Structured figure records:
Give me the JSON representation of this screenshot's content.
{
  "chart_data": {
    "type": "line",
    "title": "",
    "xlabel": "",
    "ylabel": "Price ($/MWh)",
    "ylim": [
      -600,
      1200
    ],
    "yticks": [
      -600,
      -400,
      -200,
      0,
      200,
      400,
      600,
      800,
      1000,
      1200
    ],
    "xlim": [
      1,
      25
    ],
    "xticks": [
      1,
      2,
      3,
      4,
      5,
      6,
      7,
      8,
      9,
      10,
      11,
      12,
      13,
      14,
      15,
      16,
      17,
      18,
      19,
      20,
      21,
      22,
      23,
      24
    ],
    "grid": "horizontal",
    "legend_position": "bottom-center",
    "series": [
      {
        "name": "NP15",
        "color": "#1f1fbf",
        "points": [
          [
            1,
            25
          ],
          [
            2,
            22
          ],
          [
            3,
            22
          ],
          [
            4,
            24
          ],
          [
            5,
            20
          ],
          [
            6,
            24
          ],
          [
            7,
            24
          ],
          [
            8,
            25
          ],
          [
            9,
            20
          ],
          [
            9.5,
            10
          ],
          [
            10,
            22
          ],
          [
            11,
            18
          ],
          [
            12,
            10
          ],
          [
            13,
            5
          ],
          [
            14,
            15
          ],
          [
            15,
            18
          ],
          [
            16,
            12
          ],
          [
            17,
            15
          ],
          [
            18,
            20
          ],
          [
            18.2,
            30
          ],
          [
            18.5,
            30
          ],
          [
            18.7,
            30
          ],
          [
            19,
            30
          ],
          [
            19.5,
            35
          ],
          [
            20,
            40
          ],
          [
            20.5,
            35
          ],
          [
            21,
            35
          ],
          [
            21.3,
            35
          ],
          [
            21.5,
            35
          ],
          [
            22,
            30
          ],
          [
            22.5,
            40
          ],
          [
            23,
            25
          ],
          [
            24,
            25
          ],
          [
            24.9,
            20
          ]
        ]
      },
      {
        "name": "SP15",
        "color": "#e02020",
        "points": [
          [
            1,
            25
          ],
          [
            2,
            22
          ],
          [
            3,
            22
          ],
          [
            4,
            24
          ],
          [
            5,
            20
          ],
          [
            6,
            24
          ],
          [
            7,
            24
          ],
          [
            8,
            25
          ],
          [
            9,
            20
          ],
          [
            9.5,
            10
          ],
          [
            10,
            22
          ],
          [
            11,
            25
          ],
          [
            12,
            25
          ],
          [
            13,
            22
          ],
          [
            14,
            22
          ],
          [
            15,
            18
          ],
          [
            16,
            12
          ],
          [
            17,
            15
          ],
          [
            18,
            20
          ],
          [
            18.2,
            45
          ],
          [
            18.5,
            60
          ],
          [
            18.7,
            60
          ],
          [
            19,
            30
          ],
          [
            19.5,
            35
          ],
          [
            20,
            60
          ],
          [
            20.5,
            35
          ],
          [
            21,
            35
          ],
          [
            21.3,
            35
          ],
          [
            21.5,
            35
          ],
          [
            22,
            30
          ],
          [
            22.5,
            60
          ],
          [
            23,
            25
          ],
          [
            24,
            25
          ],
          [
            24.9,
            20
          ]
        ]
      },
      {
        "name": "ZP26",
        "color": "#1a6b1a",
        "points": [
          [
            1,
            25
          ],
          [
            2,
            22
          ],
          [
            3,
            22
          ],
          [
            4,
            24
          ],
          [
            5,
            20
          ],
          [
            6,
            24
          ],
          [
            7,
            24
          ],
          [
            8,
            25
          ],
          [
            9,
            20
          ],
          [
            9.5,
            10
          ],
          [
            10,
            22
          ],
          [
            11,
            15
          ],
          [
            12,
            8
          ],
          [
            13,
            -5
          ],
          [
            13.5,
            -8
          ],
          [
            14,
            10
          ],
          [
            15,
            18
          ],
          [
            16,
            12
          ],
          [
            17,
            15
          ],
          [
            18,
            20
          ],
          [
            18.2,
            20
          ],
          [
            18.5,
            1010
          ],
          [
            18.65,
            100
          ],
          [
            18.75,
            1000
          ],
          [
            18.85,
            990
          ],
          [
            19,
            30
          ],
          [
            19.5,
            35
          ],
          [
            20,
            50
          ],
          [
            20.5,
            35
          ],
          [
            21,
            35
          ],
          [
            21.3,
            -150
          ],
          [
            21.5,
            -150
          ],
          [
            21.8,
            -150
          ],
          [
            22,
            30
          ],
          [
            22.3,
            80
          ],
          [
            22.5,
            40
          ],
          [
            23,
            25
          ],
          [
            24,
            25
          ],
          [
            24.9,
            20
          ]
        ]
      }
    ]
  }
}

### THE PROBLEM
Every record should be repeated exactly; please leave none out.

### ANSWER FOR THE TASK
Give me the JSON representation of this screenshot's content.
{
  "chart_data": {
    "type": "line",
    "title": "",
    "xlabel": "",
    "ylabel": "Price ($/MWh)",
    "ylim": [
      -600,
      1200
    ],
    "yticks": [
      -600,
      -400,
      -200,
      0,
      200,
      400,
      600,
      800,
      1000,
      1200
    ],
    "xlim": [
      1,
      25
    ],
    "xticks": [
      1,
      2,
      3,
      4,
      5,
      6,
      7,
      8,
      9,
      10,
      11,
      12,
      13,
      14,
      15,
      16,
      17,
      18,
      19,
      20,
      21,
      22,
      23,
      24
    ],
    "grid": "horizontal",
    "legend_position": "bottom-center",
    "series": [
      {
        "name": "NP15",
        "color": "#1f1fbf",
        "points": [
          [
            1,
            25
          ],
          [
            2,
            22
          ],
          [
            3,
            22
          ],
          [
            4,
            24
          ],
          [
            5,
            20
          ],
          [
            6,
            24
          ],
          [
            7,
            24
          ],
          [
            8,
            25
          ],
          [
            9,
            20
          ],
          [
            9.5,
            10
          ],
          [
            10,
            22
          ],
          [
            11,
            18
          ],
          [
            12,
            10
          ],
          [
            13,
            5
          ],
          [
            14,
            15
          ],
          [
            15,
            18
          ],
          [
            16,
            12
          ],
          [
            17,
            15
          ],
          [
            18,
            20
          ],
          [
            18.2,
            30
          ],
          [
            18.5,
            30
          ],
          [
            18.7,
            30
          ],
          [
            19,
            30
          ],
          [
            19.5,
            35
          ],
          [
            20,
            40
          ],
          [
            20.5,
            35
          ],
          [
            21,
            35
          ],
          [
            21.3,
            35
          ],
          [
            21.5,
            35
          ],
          [
            22,
            30
          ],
          [
            22.5,
            40
          ],
          [
            23,
            25
          ],
          [
            24,
            25
          ],
          [
            24.9,
            20
          ]
        ]
      },
      {
        "name": "SP15",
        "color": "#e02020",
        "points": [
          [
            1,
            25
          ],
          [
            2,
            22
          ],
          [
            3,
            22
          ],
          [
            4,
            24
          ],
          [
            5,
            20
          ],
          [
            6,
            24
          ],
          [
            7,
            24
          ],
          [
            8,
            25
          ],
          [
            9,
            20
          ],
          [
            9.5,
            10
          ],
          [
            10,
            22
          ],
          [
            11,
            25
          ],
          [
            12,
            25
          ],
          [
            13,
            22
          ],
          [
            14,
            22
          ],
          [
            15,
            18
          ],
          [
            16,
            12
          ],
          [
            17,
            15
          ],
          [
            18,
            20
          ],
          [
            18.2,
            45
          ],
          [
            18.5,
            60
          ],
          [
            18.7,
            60
          ],
          [
            19,
            30
          ],
          [
            19.5,
            35
          ],
          [
            20,
            60
          ],
          [
            20.5,
            35
          ],
          [
            21,
            35
          ],
          [
            21.3,
            35
          ],
          [
            21.5,
            35
          ],
          [
            22,
            30
          ],
          [
            22.5,
            60
          ],
          [
            23,
            25
          ],
          [
            24,
            25
          ],
          [
            24.9,
            20
          ]
        ]
      },
      {
        "name": "ZP26",
        "color": "#1a6b1a",
        "points": [
          [
            1,
            25
          ],
          [
            2,
            22
          ],
          [
            3,
            22
          ],
          [
            4,
            24
          ],
          [
            5,
            20
          ],
          [
            6,
            24
          ],
          [
            7,
            24
          ],
          [
            8,
            25
          ],
          [
            9,
            20
          ],
          [
            9.5,
            10
          ],
          [
            10,
            22
          ],
          [
            11,
            15
          ],
          [
            12,
            8
          ],
          [
            13,
            -5
          ],
          [
            13.5,
            -8
          ],
          [
            14,
            10
          ],
          [
            15,
            18
          ],
          [
            16,
            12
          ],
          [
            17,
            15
          ],
          [
            18,
            20
          ],
          [
            18.2,
            20
          ],
          [
            18.5,
            1010
          ],
          [
            18.65,
            100
          ],
          [
            18.75,
            1000
          ],
          [
            18.85,
            990
          ],
          [
            19,
            30
          ],
          [
            19.5,
            35
          ],
          [
            20,
            50
          ],
          [
            20.5,
            35
          ],
          [
            21,
            35
          ],
          [
            21.3,
            -150
          ],
          [
            21.5,
            -150
          ],
          [
            21.8,
            -150
          ],
          [
            22,
            30
          ],
          [
            22.3,
            80
          ],
          [
            22.5,
            40
          ],
          [
            23,
            25
          ],
          [
            24,
            25
          ],
          [
            24.9,
            20
          ]
        ]
      }
    ]
  }
}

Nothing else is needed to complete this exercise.